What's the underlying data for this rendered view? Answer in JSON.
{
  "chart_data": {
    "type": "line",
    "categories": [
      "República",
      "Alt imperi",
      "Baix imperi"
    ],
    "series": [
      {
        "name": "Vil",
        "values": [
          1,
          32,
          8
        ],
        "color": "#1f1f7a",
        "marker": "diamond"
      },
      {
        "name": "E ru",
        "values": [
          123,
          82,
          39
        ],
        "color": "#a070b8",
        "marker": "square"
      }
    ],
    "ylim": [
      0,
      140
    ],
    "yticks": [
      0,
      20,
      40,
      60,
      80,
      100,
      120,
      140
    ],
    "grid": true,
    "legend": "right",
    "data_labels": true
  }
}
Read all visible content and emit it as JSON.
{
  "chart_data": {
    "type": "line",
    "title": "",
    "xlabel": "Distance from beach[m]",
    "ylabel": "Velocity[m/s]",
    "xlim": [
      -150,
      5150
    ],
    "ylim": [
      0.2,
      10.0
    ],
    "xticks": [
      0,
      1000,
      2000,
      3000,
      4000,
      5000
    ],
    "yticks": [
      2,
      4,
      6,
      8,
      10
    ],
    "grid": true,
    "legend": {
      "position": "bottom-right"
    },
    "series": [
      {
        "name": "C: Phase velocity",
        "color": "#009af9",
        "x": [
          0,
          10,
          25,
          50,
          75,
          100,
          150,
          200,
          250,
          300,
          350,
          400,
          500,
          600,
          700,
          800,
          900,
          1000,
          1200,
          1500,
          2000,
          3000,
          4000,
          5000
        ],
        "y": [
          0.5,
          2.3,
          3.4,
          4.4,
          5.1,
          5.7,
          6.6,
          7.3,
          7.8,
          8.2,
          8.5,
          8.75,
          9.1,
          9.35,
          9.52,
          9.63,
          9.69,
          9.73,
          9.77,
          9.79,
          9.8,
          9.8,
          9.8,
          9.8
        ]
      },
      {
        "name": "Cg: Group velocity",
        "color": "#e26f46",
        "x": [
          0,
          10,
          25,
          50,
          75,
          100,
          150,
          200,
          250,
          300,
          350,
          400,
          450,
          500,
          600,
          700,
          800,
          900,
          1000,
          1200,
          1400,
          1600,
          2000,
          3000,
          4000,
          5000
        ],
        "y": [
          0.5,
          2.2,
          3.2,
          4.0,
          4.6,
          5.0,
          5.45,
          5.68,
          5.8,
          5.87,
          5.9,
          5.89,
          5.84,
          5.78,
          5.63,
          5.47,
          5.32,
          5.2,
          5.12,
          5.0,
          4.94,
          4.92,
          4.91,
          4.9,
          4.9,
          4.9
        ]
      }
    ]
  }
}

= = =

# Problem description
Examine the listing and say how many of its lines contain the string "name". Give the number alone.

# Solution to the problem
4